> _Task directions_:
Transcribe the records below exactly as they appear.

>> start Stored records

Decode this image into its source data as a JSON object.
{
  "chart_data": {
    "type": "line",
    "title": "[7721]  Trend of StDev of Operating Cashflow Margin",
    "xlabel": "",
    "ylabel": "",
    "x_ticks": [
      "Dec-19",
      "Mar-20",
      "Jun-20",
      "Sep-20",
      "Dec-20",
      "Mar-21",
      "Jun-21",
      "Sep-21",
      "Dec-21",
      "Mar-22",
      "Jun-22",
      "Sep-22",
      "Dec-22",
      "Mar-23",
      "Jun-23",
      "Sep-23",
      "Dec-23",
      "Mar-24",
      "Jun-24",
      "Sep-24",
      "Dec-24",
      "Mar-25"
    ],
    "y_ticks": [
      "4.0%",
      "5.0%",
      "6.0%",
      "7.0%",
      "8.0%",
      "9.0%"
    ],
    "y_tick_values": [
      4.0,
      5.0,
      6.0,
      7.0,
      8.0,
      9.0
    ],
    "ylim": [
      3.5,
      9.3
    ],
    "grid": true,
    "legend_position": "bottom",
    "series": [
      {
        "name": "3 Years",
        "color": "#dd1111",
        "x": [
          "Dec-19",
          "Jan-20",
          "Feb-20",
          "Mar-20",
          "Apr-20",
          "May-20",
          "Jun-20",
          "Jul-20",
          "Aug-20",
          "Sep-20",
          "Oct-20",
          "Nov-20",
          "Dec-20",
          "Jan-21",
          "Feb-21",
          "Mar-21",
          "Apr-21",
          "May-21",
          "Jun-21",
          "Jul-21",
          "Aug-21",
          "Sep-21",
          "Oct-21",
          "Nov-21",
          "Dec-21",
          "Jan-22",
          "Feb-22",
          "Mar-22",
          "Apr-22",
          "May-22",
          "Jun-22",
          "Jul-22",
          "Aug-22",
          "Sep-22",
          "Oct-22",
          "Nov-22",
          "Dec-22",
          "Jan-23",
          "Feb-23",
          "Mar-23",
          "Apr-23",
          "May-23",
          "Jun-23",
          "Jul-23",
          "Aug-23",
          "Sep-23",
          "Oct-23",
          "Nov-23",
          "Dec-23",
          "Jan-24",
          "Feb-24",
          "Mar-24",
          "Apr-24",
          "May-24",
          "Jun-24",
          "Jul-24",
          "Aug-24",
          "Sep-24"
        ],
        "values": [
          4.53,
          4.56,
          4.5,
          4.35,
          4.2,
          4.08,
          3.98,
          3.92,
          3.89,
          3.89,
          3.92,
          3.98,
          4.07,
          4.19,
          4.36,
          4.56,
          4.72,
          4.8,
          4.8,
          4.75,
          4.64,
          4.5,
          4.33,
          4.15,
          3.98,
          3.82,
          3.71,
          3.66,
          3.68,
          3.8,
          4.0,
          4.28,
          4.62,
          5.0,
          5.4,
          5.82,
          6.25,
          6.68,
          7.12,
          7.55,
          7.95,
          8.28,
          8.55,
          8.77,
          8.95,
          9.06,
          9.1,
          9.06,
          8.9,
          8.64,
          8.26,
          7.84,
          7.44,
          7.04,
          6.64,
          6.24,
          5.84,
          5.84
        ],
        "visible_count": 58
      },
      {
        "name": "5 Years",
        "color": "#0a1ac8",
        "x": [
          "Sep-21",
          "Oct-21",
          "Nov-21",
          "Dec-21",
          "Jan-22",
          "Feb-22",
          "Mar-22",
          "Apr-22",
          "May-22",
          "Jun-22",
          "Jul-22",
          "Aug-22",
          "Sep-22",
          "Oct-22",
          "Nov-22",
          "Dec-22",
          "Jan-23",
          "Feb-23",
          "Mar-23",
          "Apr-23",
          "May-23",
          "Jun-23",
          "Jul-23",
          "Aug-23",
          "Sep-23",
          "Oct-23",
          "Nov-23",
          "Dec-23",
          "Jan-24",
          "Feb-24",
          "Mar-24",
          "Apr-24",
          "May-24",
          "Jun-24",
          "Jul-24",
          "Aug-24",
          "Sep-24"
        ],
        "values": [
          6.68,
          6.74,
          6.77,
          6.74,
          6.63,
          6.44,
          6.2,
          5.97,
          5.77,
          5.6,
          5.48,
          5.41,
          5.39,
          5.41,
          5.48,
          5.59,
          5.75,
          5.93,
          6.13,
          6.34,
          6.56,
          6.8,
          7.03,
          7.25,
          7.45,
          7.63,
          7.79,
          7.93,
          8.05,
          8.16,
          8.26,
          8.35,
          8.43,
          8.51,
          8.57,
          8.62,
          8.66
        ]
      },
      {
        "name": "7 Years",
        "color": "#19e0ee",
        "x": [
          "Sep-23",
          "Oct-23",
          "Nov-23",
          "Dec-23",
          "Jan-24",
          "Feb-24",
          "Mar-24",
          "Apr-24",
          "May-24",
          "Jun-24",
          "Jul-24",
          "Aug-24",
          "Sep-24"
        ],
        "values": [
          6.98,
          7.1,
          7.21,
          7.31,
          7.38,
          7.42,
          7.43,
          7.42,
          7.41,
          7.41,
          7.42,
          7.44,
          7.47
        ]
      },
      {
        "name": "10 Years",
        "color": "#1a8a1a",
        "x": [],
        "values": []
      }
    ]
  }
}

>> end Stored records

> _Result for this task_:
Decode this image into its source data as a JSON object.
{
  "chart_data": {
    "type": "line",
    "title": "[7721]  Trend of StDev of Operating Cashflow Margin",
    "xlabel": "",
    "ylabel": "",
    "x_ticks": [
      "Dec-19",
      "Mar-20",
      "Jun-20",
      "Sep-20",
      "Dec-20",
      "Mar-21",
      "Jun-21",
      "Sep-21",
      "Dec-21",
      "Mar-22",
      "Jun-22",
      "Sep-22",
      "Dec-22",
      "Mar-23",
      "Jun-23",
      "Sep-23",
      "Dec-23",
      "Mar-24",
      "Jun-24",
      "Sep-24",
      "Dec-24",
      "Mar-25"
    ],
    "y_ticks": [
      "4.0%",
      "5.0%",
      "6.0%",
      "7.0%",
      "8.0%",
      "9.0%"
    ],
    "y_tick_values": [
      4.0,
      5.0,
      6.0,
      7.0,
      8.0,
      9.0
    ],
    "ylim": [
      3.5,
      9.3
    ],
    "grid": true,
    "legend_position": "bottom",
    "series": [
      {
        "name": "3 Years",
        "color": "#dd1111",
        "x": [
          "Dec-19",
          "Jan-20",
          "Feb-20",
          "Mar-20",
          "Apr-20",
          "May-20",
          "Jun-20",
          "Jul-20",
          "Aug-20",
          "Sep-20",
          "Oct-20",
          "Nov-20",
          "Dec-20",
          "Jan-21",
          "Feb-21",
          "Mar-21",
          "Apr-21",
          "May-21",
          "Jun-21",
          "Jul-21",
          "Aug-21",
          "Sep-21",
          "Oct-21",
          "Nov-21",
          "Dec-21",
          "Jan-22",
          "Feb-22",
          "Mar-22",
          "Apr-22",
          "May-22",
          "Jun-22",
          "Jul-22",
          "Aug-22",
          "Sep-22",
          "Oct-22",
          "Nov-22",
          "Dec-22",
          "Jan-23",
          "Feb-23",
          "Mar-23",
          "Apr-23",
          "May-23",
          "Jun-23",
          "Jul-23",
          "Aug-23",
          "Sep-23",
          "Oct-23",
          "Nov-23",
          "Dec-23",
          "Jan-24",
          "Feb-24",
          "Mar-24",
          "Apr-24",
          "May-24",
          "Jun-24",
          "Jul-24",
          "Aug-24",
          "Sep-24"
        ],
        "values": [
          4.53,
          4.56,
          4.5,
          4.35,
          4.2,
          4.08,
          3.98,
          3.92,
          3.89,
          3.89,
          3.92,
          3.98,
          4.07,
          4.19,
          4.36,
          4.56,
          4.72,
          4.8,
          4.8,
          4.75,
          4.64,
          4.5,
          4.33,
          4.15,
          3.98,
          3.82,
          3.71,
          3.66,
          3.68,
          3.8,
          4.0,
          4.28,
          4.62,
          5.0,
          5.4,
          5.82,
          6.25,
          6.68,
          7.12,
          7.55,
          7.95,
          8.28,
          8.55,
          8.77,
          8.95,
          9.06,
          9.1,
          9.06,
          8.9,
          8.64,
          8.26,
          7.84,
          7.44,
          7.04,
          6.64,
          6.24,
          5.84,
          5.84
        ],
        "visible_count": 58
      },
      {
        "name": "5 Years",
        "color": "#0a1ac8",
        "x": [
          "Sep-21",
          "Oct-21",
          "Nov-21",
          "Dec-21",
          "Jan-22",
          "Feb-22",
          "Mar-22",
          "Apr-22",
          "May-22",
          "Jun-22",
          "Jul-22",
          "Aug-22",
          "Sep-22",
          "Oct-22",
          "Nov-22",
          "Dec-22",
          "Jan-23",
          "Feb-23",
          "Mar-23",
          "Apr-23",
          "May-23",
          "Jun-23",
          "Jul-23",
          "Aug-23",
          "Sep-23",
          "Oct-23",
          "Nov-23",
          "Dec-23",
          "Jan-24",
          "Feb-24",
          "Mar-24",
          "Apr-24",
          "May-24",
          "Jun-24",
          "Jul-24",
          "Aug-24",
          "Sep-24"
        ],
        "values": [
          6.68,
          6.74,
          6.77,
          6.74,
          6.63,
          6.44,
          6.2,
          5.97,
          5.77,
          5.6,
          5.48,
          5.41,
          5.39,
          5.41,
          5.48,
          5.59,
          5.75,
          5.93,
          6.13,
          6.34,
          6.56,
          6.8,
          7.03,
          7.25,
          7.45,
          7.63,
          7.79,
          7.93,
          8.05,
          8.16,
          8.26,
          8.35,
          8.43,
          8.51,
          8.57,
          8.62,
          8.66
        ]
      },
      {
        "name": "7 Years",
        "color": "#19e0ee",
        "x": [
          "Sep-23",
          "Oct-23",
          "Nov-23",
          "Dec-23",
          "Jan-24",
          "Feb-24",
          "Mar-24",
          "Apr-24",
          "May-24",
          "Jun-24",
          "Jul-24",
          "Aug-24",
          "Sep-24"
        ],
        "values": [
          6.98,
          7.1,
          7.21,
          7.31,
          7.38,
          7.42,
          7.43,
          7.42,
          7.41,
          7.41,
          7.42,
          7.44,
          7.47
        ]
      },
      {
        "name": "10 Years",
        "color": "#1a8a1a",
        "x": [],
        "values": []
      }
    ]
  }
}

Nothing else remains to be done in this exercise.